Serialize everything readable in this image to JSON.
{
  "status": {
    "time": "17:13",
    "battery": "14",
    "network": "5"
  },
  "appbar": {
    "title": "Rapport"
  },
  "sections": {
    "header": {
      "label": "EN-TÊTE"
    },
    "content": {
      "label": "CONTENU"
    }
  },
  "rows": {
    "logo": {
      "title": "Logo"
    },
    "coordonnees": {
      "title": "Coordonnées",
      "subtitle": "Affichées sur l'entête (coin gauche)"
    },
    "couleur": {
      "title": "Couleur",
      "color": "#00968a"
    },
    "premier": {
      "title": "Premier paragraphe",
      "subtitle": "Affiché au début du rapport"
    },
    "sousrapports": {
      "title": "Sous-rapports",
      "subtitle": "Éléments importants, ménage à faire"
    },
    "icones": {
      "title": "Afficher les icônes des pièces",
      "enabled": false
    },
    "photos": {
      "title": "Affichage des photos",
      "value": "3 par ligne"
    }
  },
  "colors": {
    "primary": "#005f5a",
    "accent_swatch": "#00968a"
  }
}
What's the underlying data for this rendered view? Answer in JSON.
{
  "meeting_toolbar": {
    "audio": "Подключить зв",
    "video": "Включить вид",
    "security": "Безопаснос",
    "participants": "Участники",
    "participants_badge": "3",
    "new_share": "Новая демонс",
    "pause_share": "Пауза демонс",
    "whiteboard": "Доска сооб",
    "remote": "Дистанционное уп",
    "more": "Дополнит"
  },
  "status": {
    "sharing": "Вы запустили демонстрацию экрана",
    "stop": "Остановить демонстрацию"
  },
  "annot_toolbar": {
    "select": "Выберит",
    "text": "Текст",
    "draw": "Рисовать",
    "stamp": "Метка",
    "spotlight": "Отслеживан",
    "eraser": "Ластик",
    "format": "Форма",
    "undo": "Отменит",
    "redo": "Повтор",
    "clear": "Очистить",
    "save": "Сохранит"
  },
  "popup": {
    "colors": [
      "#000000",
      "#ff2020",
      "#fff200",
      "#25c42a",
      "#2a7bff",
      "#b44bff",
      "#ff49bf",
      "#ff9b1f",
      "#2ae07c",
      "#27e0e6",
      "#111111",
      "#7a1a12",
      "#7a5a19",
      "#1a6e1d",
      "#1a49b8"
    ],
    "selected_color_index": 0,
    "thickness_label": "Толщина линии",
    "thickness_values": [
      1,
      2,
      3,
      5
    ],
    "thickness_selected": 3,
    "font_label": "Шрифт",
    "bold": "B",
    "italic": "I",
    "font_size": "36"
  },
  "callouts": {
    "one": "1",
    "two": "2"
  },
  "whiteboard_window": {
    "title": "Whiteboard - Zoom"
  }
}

◆ Task to carry out ◆
Could you give again exactly the lines from the line containing "What's the underlying" through the final line of the data above, and no others?

◆ The output ◆
What's the underlying data for this rendered view? Answer in JSON.
{
  "meeting_toolbar": {
    "audio": "Подключить зв",
    "video": "Включить вид",
    "security": "Безопаснос",
    "participants": "Участники",
    "participants_badge": "3",
    "new_share": "Новая демонс",
    "pause_share": "Пауза демонс",
    "whiteboard": "Доска сооб",
    "remote": "Дистанционное уп",
    "more": "Дополнит"
  },
  "status": {
    "sharing": "Вы запустили демонстрацию экрана",
    "stop": "Остановить демонстрацию"
  },
  "annot_toolbar": {
    "select": "Выберит",
    "text": "Текст",
    "draw": "Рисовать",
    "stamp": "Метка",
    "spotlight": "Отслеживан",
    "eraser": "Ластик",
    "format": "Форма",
    "undo": "Отменит",
    "redo": "Повтор",
    "clear": "Очистить",
    "save": "Сохранит"
  },
  "popup": {
    "colors": [
      "#000000",
      "#ff2020",
      "#fff200",
      "#25c42a",
      "#2a7bff",
      "#b44bff",
      "#ff49bf",
      "#ff9b1f",
      "#2ae07c",
      "#27e0e6",
      "#111111",
      "#7a1a12",
      "#7a5a19",
      "#1a6e1d",
      "#1a49b8"
    ],
    "selected_color_index": 0,
    "thickness_label": "Толщина линии",
    "thickness_values": [
      1,
      2,
      3,
      5
    ],
    "thickness_selected": 3,
    "font_label": "Шрифт",
    "bold": "B",
    "italic": "I",
    "font_size": "36"
  },
  "callouts": {
    "one": "1",
    "two": "2"
  },
  "whiteboard_window": {
    "title": "Whiteboard - Zoom"
  }
}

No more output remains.